§ Material for the task

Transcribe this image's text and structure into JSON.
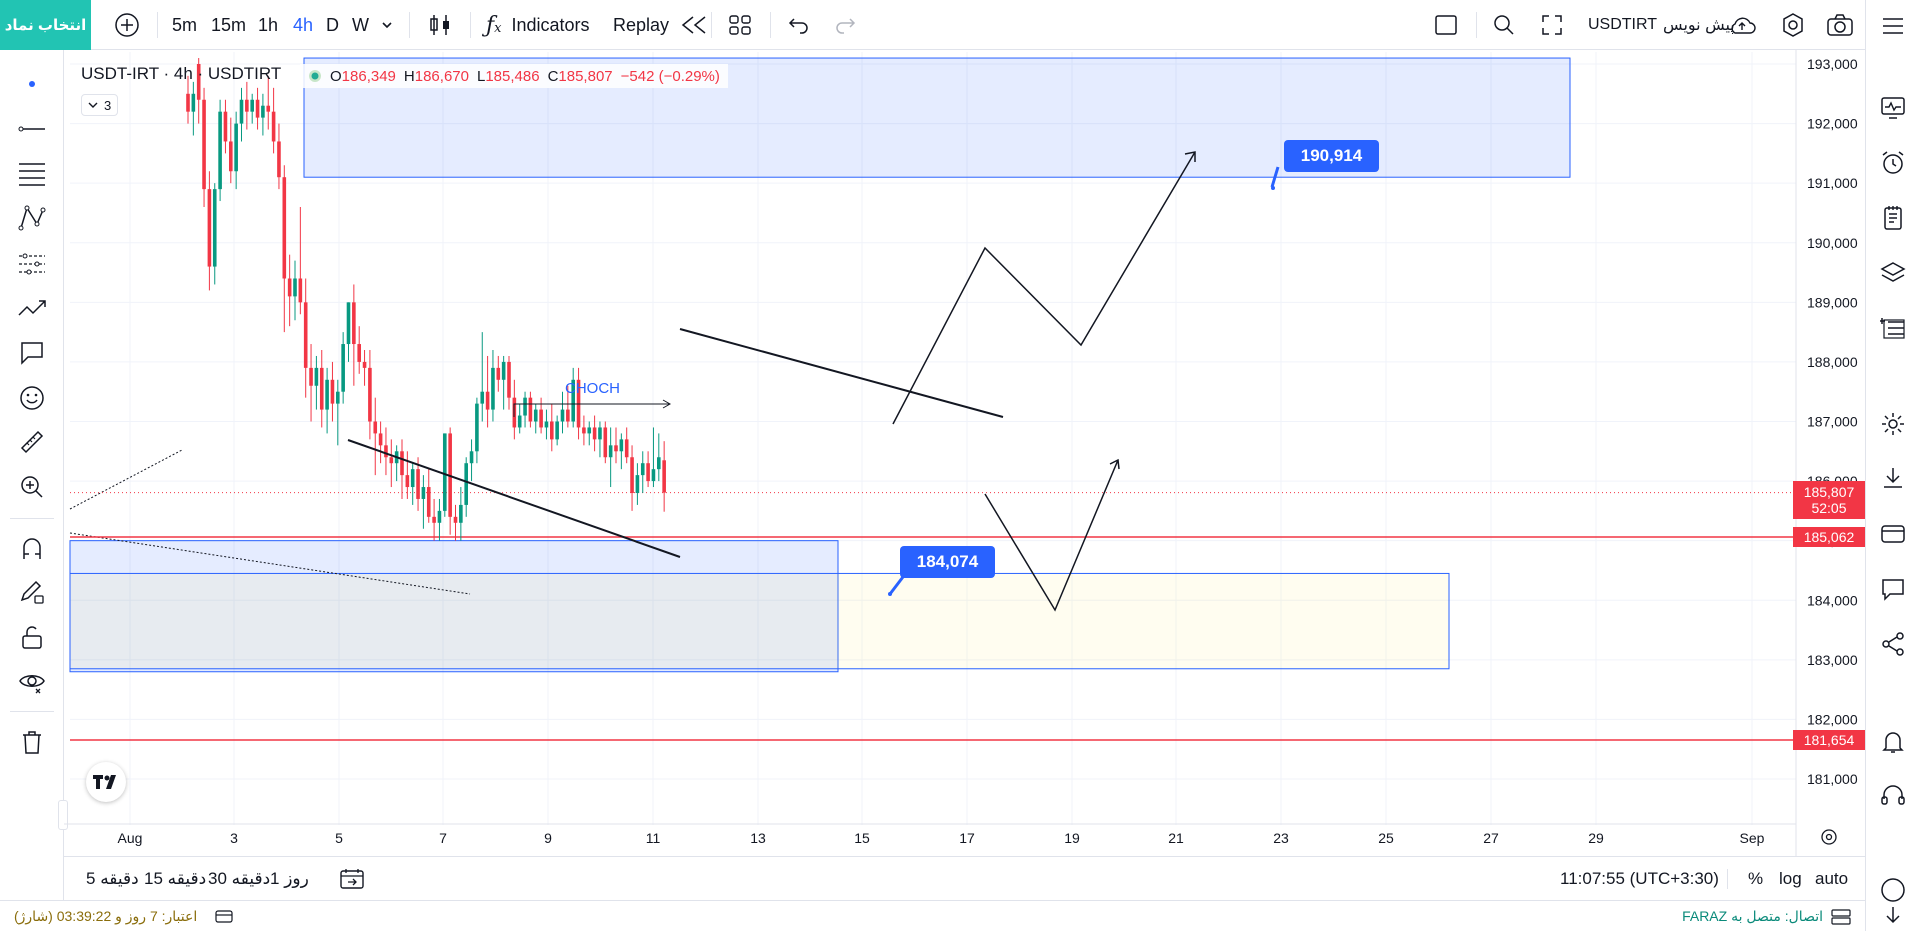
{
  "top": {
    "select_symbol": "انتخاب نماد",
    "intervals": [
      "5m",
      "15m",
      "1h",
      "4h",
      "D",
      "W"
    ],
    "active_interval": "4h",
    "indicators": "Indicators",
    "replay": "Replay",
    "publish": "پیش نویس",
    "symbol_right": "USDTIRT"
  },
  "legend": {
    "title": "USDT-IRT · 4h · USDTIRT",
    "count": "3",
    "o_label": "O",
    "o": "186,349",
    "h_label": "H",
    "h": "186,670",
    "l_label": "L",
    "l": "185,486",
    "c_label": "C",
    "c": "185,807",
    "change": "−542 (−0.29%)"
  },
  "chart_data": {
    "type": "candlestick",
    "symbol": "USDTIRT",
    "interval": "4h",
    "ylim": [
      180500,
      193200
    ],
    "y_ticks": [
      "193,000",
      "192,000",
      "191,000",
      "190,000",
      "189,000",
      "188,000",
      "187,000",
      "186,000",
      "185,000",
      "184,000",
      "183,000",
      "182,000",
      "181,000"
    ],
    "x_ticks": [
      "Aug",
      "3",
      "5",
      "7",
      "9",
      "11",
      "13",
      "15",
      "17",
      "19",
      "21",
      "23",
      "25",
      "27",
      "29",
      "Sep"
    ],
    "last_price": "185,807",
    "countdown": "52:05",
    "levels": [
      {
        "label": "185,062",
        "value": 185062,
        "color": "#f23645"
      },
      {
        "label": "181,654",
        "value": 181654,
        "color": "#f23645"
      }
    ],
    "annotations": {
      "choch": "CHOCH",
      "target_high": "190,914",
      "target_low": "184,074"
    },
    "candles": [
      [
        1,
        192500,
        192800,
        192000,
        192200
      ],
      [
        2,
        192200,
        192700,
        191800,
        192500
      ],
      [
        3,
        193000,
        193100,
        192000,
        192400
      ],
      [
        4,
        192400,
        192600,
        190600,
        190900
      ],
      [
        5,
        190900,
        191200,
        189200,
        189600
      ],
      [
        6,
        189600,
        191000,
        189300,
        190900
      ],
      [
        7,
        190900,
        192400,
        190700,
        192200
      ],
      [
        8,
        192200,
        192400,
        191500,
        191700
      ],
      [
        9,
        191700,
        192100,
        191000,
        191200
      ],
      [
        10,
        191200,
        192200,
        190900,
        192000
      ],
      [
        11,
        192000,
        192600,
        191700,
        192400
      ],
      [
        12,
        192400,
        192700,
        191900,
        192200
      ],
      [
        13,
        192200,
        192500,
        192000,
        192400
      ],
      [
        14,
        192400,
        192600,
        191900,
        192100
      ],
      [
        15,
        192100,
        192500,
        191800,
        192300
      ],
      [
        16,
        192300,
        192800,
        191900,
        192200
      ],
      [
        17,
        192200,
        192600,
        191500,
        191700
      ],
      [
        18,
        191700,
        192000,
        190900,
        191100
      ],
      [
        19,
        191100,
        191300,
        188500,
        189400
      ],
      [
        20,
        189400,
        189800,
        188600,
        189100
      ],
      [
        21,
        189100,
        189700,
        188700,
        189400
      ],
      [
        22,
        189400,
        190600,
        188800,
        189000
      ],
      [
        23,
        189000,
        189400,
        187400,
        187900
      ],
      [
        24,
        187900,
        188300,
        187000,
        187600
      ],
      [
        25,
        187600,
        188100,
        187200,
        187900
      ],
      [
        26,
        187900,
        188200,
        186900,
        187200
      ],
      [
        27,
        187200,
        187900,
        186800,
        187700
      ],
      [
        28,
        187700,
        188000,
        187000,
        187300
      ],
      [
        29,
        187300,
        187700,
        186600,
        187500
      ],
      [
        30,
        187500,
        188500,
        187300,
        188300
      ],
      [
        31,
        188300,
        189000,
        188000,
        189000
      ],
      [
        32,
        189000,
        189300,
        187600,
        188300
      ],
      [
        33,
        188300,
        188600,
        187800,
        188000
      ],
      [
        34,
        188000,
        188200,
        187600,
        187900
      ],
      [
        35,
        187900,
        188200,
        186700,
        187000
      ],
      [
        36,
        187000,
        187400,
        186100,
        186800
      ],
      [
        37,
        186800,
        187000,
        186300,
        186600
      ],
      [
        38,
        186600,
        186900,
        186100,
        186400
      ],
      [
        39,
        186400,
        186700,
        185900,
        186300
      ],
      [
        40,
        186300,
        186600,
        186000,
        186500
      ],
      [
        41,
        186500,
        186700,
        185700,
        186100
      ],
      [
        42,
        186100,
        186500,
        185700,
        185900
      ],
      [
        43,
        185900,
        186300,
        185600,
        186200
      ],
      [
        44,
        186200,
        186400,
        185500,
        185700
      ],
      [
        45,
        185700,
        186100,
        185200,
        185900
      ],
      [
        46,
        185900,
        186200,
        185300,
        185400
      ],
      [
        47,
        185400,
        185700,
        185000,
        185300
      ],
      [
        48,
        185300,
        185700,
        185000,
        185500
      ],
      [
        49,
        185500,
        186800,
        185400,
        186800
      ],
      [
        50,
        186800,
        186900,
        185100,
        185400
      ],
      [
        51,
        185400,
        185600,
        185000,
        185300
      ],
      [
        52,
        185300,
        185900,
        185000,
        185600
      ],
      [
        53,
        185600,
        186400,
        185400,
        186300
      ],
      [
        54,
        186300,
        186700,
        186000,
        186500
      ],
      [
        55,
        186500,
        187400,
        186300,
        187300
      ],
      [
        56,
        187300,
        188500,
        187000,
        187500
      ],
      [
        57,
        187500,
        188100,
        186900,
        187200
      ],
      [
        58,
        187200,
        188200,
        187000,
        187900
      ],
      [
        59,
        187900,
        188100,
        187500,
        187700
      ],
      [
        60,
        187700,
        188100,
        187200,
        188000
      ],
      [
        61,
        188000,
        188100,
        187200,
        187400
      ],
      [
        62,
        187400,
        187700,
        186700,
        186900
      ],
      [
        63,
        186900,
        187300,
        186800,
        187100
      ],
      [
        64,
        187100,
        187500,
        186900,
        187400
      ],
      [
        65,
        187400,
        187500,
        186900,
        187000
      ],
      [
        66,
        187000,
        187300,
        186800,
        187200
      ],
      [
        67,
        187200,
        187400,
        186800,
        186900
      ],
      [
        68,
        186900,
        187200,
        186700,
        187000
      ],
      [
        69,
        187000,
        187300,
        186500,
        186700
      ],
      [
        70,
        186700,
        187100,
        186600,
        187000
      ],
      [
        71,
        187000,
        187500,
        186800,
        187200
      ],
      [
        72,
        187200,
        187600,
        186900,
        187000
      ],
      [
        73,
        187000,
        187900,
        186900,
        187700
      ],
      [
        74,
        187700,
        187900,
        186700,
        186900
      ],
      [
        75,
        186900,
        187100,
        186600,
        186800
      ],
      [
        76,
        186800,
        187000,
        186600,
        186900
      ],
      [
        77,
        186900,
        187100,
        186500,
        186700
      ],
      [
        78,
        186700,
        187000,
        186400,
        186900
      ],
      [
        79,
        186900,
        187000,
        186300,
        186400
      ],
      [
        80,
        186400,
        186900,
        185900,
        186600
      ],
      [
        81,
        186600,
        186900,
        186300,
        186500
      ],
      [
        82,
        186500,
        186800,
        186200,
        186700
      ],
      [
        83,
        186700,
        186900,
        186300,
        186400
      ],
      [
        84,
        186400,
        186600,
        185500,
        185800
      ],
      [
        85,
        185800,
        186300,
        185600,
        186100
      ],
      [
        86,
        186100,
        186500,
        185800,
        186300
      ],
      [
        87,
        186300,
        186500,
        185900,
        186000
      ],
      [
        88,
        186000,
        186900,
        185900,
        186200
      ],
      [
        89,
        186200,
        186800,
        186000,
        186400
      ],
      [
        90,
        186349,
        186670,
        185486,
        185807
      ]
    ]
  },
  "bottom": {
    "ranges": [
      "5 دقیقه",
      "15 دقیقه",
      "30 دقیقه",
      "1 روز"
    ],
    "time": "11:07:55 (UTC+3:30)",
    "percent": "%",
    "log": "log",
    "auto": "auto"
  },
  "status": {
    "left": "اعتبار: 7 روز و 03:39:22 (شارژ)",
    "right": "اتصال: متصل به FARAZ"
  }
}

§ What is expected
Where a line holds "USDTIRT", copy it out.

§ Result of this exercise
    "symbol_right": "USDTIRT"
    "title": "USDT-IRT · 4h · USDTIRT",
    "symbol": "USDTIRT",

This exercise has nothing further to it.